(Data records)
▽

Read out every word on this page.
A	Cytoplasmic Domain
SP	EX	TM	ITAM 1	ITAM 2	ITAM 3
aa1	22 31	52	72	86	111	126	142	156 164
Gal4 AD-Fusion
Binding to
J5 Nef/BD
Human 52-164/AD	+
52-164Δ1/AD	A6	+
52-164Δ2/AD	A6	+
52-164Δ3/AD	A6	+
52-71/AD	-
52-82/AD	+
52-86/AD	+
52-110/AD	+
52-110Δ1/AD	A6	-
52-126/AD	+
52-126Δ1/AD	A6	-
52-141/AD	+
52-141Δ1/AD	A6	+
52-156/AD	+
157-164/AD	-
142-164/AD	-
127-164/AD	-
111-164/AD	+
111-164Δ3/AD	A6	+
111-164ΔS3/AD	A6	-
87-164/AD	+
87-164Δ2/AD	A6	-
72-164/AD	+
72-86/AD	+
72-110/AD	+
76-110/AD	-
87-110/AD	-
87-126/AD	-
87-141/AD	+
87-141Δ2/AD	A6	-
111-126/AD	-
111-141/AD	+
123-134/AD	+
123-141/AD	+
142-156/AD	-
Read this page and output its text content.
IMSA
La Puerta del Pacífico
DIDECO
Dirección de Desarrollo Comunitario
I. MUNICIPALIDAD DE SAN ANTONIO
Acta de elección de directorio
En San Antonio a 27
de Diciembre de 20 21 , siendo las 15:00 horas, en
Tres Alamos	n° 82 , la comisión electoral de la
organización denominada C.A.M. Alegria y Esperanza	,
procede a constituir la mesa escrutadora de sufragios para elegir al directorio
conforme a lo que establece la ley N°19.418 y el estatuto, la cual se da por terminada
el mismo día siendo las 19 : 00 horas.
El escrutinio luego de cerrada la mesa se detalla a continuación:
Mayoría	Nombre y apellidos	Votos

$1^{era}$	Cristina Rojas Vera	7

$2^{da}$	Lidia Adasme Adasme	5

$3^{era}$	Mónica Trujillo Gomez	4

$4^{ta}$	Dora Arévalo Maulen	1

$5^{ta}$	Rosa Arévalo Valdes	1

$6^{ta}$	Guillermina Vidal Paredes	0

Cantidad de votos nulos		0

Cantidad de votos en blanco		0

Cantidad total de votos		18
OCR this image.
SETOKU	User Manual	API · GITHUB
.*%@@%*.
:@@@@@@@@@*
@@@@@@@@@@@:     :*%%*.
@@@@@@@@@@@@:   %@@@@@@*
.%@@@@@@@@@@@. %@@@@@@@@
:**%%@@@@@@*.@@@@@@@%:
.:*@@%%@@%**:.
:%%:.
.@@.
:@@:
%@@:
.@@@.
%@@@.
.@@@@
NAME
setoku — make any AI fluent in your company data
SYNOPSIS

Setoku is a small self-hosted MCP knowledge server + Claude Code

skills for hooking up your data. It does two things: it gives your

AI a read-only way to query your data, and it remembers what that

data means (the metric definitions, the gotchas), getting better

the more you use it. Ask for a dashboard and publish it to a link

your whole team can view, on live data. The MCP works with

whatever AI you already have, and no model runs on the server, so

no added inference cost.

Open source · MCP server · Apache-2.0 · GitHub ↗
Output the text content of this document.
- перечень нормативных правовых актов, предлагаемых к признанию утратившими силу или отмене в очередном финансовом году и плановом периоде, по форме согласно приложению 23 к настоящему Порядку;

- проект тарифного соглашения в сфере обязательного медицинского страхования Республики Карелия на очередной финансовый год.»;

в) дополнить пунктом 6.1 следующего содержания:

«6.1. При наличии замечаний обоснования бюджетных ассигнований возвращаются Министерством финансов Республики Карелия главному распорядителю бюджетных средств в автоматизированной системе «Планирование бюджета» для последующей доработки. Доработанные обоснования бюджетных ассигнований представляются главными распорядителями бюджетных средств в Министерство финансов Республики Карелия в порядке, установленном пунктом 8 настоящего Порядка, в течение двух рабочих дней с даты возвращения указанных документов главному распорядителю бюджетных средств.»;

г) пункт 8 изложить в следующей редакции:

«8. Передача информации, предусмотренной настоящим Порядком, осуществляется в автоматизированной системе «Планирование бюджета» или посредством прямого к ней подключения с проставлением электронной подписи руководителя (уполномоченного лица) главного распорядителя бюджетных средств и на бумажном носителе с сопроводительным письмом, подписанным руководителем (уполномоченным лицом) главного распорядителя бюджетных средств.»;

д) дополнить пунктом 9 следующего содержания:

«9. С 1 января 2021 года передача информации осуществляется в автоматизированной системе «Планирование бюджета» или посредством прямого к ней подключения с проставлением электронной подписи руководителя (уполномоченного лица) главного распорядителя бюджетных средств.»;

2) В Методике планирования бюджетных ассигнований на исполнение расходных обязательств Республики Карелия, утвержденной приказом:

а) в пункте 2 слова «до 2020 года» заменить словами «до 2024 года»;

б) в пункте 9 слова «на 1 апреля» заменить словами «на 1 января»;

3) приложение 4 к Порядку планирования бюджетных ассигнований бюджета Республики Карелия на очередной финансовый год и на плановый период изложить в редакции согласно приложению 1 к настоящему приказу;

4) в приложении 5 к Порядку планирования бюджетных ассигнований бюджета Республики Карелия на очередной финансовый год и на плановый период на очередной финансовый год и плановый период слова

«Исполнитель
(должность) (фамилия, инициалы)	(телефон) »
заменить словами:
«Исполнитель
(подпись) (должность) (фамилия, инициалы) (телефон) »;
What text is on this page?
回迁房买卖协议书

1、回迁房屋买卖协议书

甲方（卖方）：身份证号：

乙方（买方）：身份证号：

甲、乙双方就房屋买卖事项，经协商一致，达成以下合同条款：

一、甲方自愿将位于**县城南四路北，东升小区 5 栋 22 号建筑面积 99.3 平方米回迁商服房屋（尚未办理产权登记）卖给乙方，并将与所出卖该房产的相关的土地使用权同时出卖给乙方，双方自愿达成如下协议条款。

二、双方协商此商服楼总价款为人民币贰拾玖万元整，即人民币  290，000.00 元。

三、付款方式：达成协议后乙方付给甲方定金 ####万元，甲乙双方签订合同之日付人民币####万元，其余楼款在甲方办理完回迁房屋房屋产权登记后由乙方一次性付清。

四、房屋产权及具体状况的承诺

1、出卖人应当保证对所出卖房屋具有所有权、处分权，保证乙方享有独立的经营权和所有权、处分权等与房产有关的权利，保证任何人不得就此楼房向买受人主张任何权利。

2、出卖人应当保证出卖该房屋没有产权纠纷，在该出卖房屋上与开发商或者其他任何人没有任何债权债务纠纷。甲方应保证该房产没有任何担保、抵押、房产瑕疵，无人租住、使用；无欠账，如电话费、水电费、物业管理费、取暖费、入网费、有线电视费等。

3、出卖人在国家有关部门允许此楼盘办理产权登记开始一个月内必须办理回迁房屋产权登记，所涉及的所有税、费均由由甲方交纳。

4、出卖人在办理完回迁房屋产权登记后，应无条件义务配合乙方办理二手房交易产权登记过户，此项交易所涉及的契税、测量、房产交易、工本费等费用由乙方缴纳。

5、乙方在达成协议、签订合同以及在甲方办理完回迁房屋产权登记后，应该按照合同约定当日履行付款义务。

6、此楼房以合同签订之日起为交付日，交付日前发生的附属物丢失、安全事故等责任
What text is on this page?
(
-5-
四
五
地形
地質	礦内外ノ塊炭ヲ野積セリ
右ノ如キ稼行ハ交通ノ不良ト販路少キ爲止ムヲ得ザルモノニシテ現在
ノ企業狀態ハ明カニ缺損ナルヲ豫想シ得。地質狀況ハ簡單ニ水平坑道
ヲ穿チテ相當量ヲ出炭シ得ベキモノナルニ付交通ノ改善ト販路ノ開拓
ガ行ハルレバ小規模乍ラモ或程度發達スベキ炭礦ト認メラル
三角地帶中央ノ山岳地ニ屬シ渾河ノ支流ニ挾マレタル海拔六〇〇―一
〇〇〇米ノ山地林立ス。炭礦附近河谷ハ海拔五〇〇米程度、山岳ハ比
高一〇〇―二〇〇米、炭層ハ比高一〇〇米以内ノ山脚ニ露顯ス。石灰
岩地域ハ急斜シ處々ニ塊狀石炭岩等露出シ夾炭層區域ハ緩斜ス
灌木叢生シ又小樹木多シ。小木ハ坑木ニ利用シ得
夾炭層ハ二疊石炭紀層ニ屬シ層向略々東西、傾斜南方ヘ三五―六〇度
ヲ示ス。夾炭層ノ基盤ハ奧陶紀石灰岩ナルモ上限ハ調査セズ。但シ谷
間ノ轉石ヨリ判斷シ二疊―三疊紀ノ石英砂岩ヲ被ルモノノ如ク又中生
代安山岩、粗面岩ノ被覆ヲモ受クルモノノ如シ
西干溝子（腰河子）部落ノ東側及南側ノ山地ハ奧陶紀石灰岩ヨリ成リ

△

Directions for this task:
Of all the lines in the entries, how many contain the word "дополнить"? Give only the number.

The result:
2